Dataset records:

━━━━━━━━━━━━━━━━

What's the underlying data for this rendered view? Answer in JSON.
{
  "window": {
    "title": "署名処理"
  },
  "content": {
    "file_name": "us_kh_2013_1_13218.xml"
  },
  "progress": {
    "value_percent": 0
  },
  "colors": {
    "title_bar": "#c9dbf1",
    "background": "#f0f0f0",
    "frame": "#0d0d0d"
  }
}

━━━━━━━━━━━━━━━━

WHAT THE TASK REQUIRES:
Give back each line above precisely as it stands.

FINISHED TASK:
What's the underlying data for this rendered view? Answer in JSON.
{
  "window": {
    "title": "署名処理"
  },
  "content": {
    "file_name": "us_kh_2013_1_13218.xml"
  },
  "progress": {
    "value_percent": 0
  },
  "colors": {
    "title_bar": "#c9dbf1",
    "background": "#f0f0f0",
    "frame": "#0d0d0d"
  }
}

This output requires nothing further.